**Written exercise:** Return only the number of lines that hold "shortread".

Entries from a dataset

--------------------------------

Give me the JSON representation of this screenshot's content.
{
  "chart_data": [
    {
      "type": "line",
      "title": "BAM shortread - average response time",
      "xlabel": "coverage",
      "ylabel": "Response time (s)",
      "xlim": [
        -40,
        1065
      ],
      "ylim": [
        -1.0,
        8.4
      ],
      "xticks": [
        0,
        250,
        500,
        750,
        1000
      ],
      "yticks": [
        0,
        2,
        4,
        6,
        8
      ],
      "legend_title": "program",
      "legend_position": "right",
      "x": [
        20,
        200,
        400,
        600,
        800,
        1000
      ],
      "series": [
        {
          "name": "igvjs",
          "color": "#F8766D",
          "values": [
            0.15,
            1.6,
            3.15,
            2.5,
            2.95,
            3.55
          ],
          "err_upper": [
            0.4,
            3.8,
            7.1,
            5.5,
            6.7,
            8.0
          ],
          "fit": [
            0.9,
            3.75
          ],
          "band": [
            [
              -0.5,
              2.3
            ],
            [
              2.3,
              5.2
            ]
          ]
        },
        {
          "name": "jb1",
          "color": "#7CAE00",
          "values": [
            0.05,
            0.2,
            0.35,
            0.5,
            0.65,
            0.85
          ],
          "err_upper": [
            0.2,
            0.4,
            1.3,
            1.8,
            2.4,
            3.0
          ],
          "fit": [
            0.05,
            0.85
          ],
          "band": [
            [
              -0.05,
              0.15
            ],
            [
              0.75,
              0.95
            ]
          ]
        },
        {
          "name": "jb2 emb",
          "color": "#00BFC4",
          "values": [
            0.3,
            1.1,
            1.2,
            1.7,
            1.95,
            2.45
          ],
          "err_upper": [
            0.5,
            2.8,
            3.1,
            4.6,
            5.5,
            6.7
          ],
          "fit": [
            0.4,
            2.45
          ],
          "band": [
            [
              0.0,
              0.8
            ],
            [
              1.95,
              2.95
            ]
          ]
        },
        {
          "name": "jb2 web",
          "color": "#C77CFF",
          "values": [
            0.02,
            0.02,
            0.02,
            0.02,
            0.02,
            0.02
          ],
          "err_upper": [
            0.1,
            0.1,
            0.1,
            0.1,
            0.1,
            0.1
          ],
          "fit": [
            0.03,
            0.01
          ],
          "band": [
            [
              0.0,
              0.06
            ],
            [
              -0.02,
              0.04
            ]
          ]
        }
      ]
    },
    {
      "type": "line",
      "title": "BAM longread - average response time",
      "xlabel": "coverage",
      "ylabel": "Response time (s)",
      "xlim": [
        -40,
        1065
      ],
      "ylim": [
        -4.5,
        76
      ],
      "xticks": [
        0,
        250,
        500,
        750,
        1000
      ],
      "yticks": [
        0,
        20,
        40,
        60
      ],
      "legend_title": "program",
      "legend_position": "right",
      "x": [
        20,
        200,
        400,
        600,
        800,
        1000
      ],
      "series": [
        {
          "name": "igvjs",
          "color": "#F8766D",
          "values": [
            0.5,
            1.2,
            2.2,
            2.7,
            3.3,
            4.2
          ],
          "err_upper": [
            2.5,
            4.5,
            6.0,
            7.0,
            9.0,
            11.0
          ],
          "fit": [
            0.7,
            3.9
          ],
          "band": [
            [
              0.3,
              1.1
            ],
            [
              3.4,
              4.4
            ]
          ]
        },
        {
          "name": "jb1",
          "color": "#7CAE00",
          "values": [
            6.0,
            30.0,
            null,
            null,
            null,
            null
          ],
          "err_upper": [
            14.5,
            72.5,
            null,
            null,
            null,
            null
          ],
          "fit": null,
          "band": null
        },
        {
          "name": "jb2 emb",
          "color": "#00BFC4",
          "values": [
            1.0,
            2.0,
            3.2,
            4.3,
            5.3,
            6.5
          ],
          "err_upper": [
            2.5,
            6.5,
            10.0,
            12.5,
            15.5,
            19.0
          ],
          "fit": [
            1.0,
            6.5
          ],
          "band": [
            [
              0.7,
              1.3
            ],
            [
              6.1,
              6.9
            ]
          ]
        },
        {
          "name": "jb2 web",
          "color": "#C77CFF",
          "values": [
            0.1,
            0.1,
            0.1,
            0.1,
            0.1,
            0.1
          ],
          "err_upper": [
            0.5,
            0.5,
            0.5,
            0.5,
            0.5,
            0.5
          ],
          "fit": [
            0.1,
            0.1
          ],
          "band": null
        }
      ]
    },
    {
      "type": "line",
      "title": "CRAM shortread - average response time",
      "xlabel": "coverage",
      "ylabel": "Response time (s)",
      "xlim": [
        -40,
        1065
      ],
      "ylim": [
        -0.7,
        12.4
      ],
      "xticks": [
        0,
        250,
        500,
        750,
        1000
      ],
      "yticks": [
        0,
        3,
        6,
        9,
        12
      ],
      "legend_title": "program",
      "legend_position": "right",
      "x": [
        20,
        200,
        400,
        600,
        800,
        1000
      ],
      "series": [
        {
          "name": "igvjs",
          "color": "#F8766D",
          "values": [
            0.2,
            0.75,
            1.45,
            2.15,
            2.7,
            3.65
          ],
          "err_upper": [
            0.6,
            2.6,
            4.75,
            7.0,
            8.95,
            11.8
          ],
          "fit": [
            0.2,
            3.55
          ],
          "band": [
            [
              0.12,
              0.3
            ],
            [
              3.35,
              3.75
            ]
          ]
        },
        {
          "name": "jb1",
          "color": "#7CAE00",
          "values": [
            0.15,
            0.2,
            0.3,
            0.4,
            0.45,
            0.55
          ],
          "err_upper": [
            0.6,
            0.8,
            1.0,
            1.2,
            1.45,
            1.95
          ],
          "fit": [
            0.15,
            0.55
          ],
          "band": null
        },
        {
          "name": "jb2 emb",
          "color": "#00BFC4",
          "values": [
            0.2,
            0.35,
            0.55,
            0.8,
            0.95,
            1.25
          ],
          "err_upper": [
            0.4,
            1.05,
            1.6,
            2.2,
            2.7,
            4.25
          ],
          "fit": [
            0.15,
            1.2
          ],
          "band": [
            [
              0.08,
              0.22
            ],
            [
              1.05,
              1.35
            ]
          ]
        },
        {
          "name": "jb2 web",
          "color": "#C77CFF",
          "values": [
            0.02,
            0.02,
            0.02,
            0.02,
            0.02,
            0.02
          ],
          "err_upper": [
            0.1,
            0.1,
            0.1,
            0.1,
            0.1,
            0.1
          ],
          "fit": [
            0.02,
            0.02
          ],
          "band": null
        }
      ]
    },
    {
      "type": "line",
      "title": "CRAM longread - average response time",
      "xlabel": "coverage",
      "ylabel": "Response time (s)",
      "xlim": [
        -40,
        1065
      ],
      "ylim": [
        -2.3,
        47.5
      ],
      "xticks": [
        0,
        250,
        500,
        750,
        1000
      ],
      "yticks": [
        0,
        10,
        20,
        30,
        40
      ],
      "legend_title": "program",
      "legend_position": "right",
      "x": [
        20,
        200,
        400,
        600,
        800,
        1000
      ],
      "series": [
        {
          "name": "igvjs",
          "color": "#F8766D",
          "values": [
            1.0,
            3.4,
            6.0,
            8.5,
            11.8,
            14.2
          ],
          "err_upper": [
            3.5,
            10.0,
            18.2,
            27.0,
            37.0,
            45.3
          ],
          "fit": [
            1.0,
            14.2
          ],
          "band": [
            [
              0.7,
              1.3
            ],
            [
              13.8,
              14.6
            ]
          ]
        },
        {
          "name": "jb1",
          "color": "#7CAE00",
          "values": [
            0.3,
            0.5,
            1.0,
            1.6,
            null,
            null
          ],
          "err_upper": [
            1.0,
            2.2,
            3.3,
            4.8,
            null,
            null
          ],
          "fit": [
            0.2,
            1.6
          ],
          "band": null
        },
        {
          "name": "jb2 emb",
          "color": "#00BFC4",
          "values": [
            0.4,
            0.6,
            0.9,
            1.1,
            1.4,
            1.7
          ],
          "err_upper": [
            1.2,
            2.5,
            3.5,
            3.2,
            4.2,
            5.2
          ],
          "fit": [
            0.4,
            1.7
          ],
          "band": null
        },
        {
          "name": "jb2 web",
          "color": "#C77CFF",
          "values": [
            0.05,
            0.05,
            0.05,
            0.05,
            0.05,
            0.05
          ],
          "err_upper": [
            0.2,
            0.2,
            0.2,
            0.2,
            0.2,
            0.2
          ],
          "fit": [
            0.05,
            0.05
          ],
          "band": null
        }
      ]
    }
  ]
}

--------------------------------

**Final answer:** 2